- Task description -
Select all lines in the records that include "Zero".

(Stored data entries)
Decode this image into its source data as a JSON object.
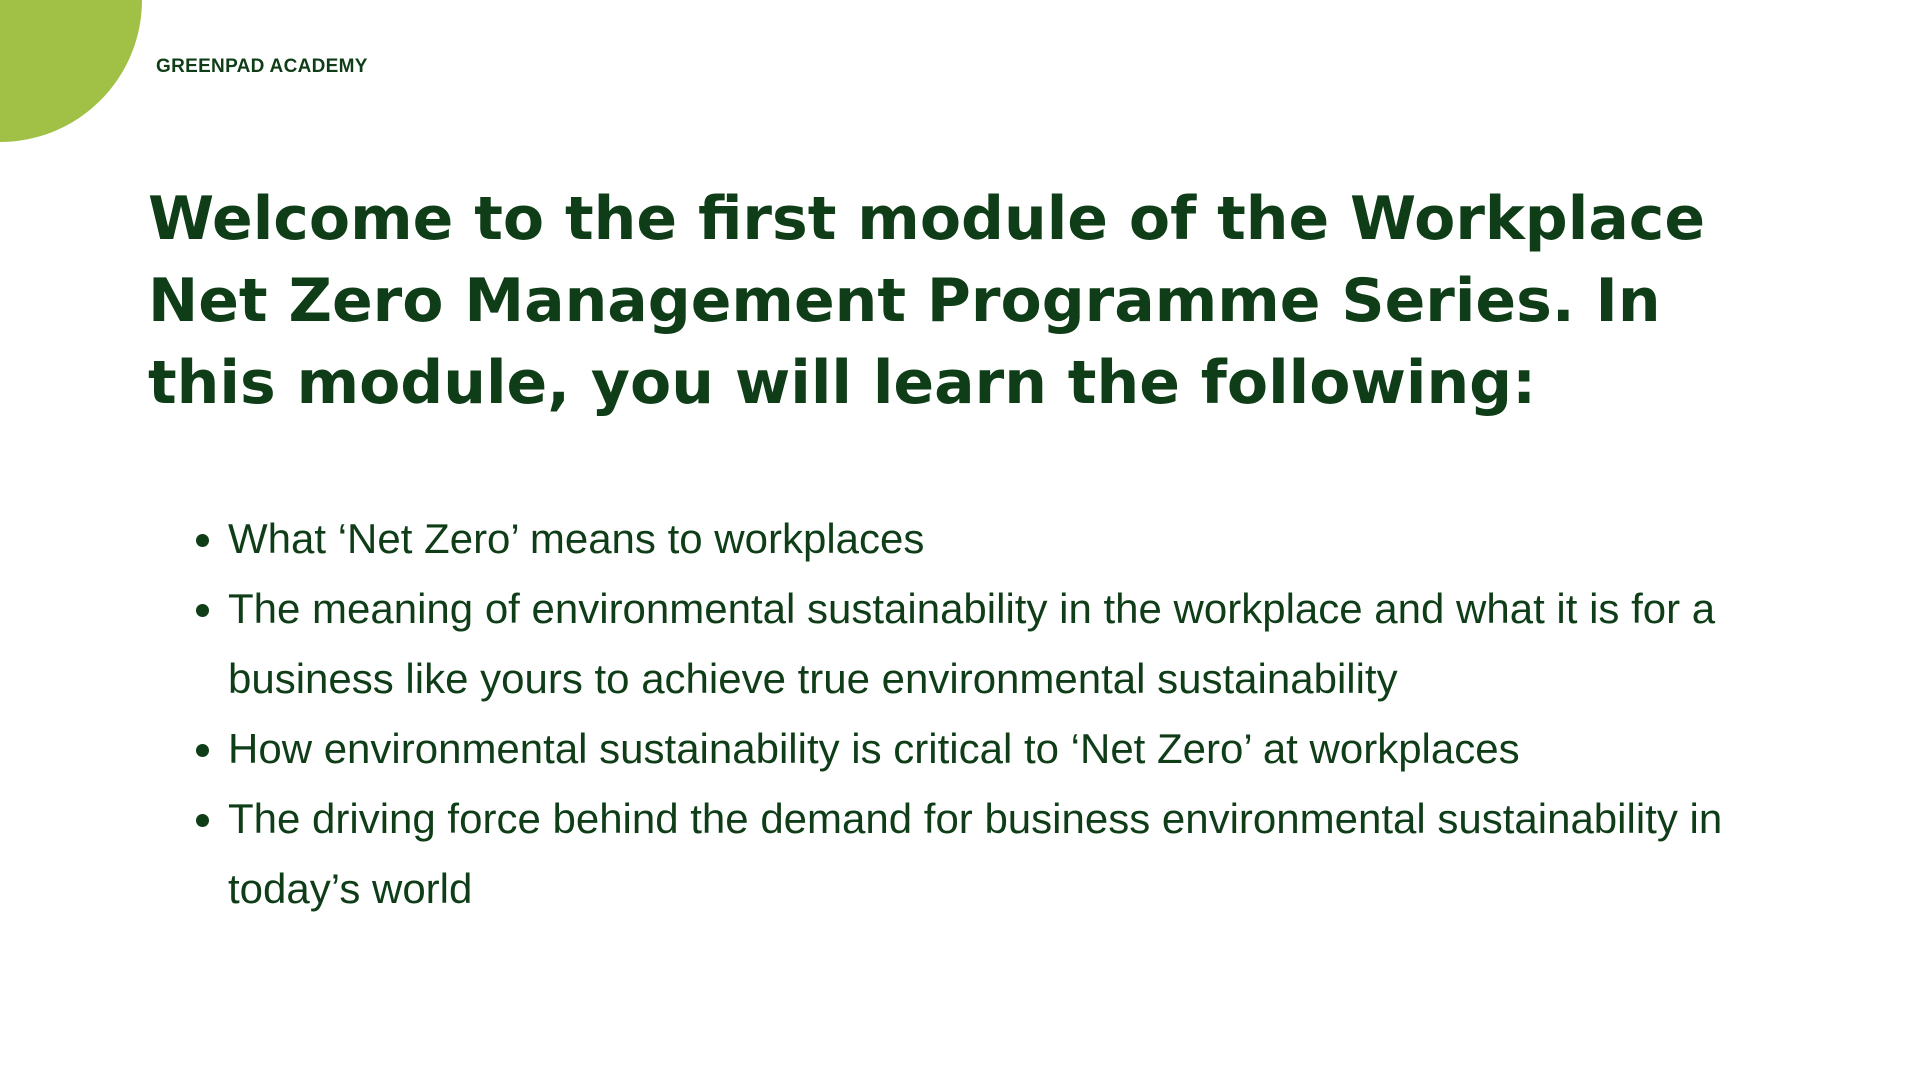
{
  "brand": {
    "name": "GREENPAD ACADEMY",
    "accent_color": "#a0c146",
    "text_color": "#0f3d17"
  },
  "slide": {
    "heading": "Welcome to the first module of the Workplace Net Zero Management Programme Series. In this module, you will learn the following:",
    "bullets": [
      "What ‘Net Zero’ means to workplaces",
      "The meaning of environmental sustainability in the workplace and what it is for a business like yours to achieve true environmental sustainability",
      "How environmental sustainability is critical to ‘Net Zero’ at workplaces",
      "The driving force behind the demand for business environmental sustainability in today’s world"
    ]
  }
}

- Result of this task -
    "heading": "Welcome to the first module of the Workplace Net Zero Management Programme Series. In this module, you will learn the following:",
      "What ‘Net Zero’ means to workplaces",
      "How environmental sustainability is critical to ‘Net Zero’ at workplaces",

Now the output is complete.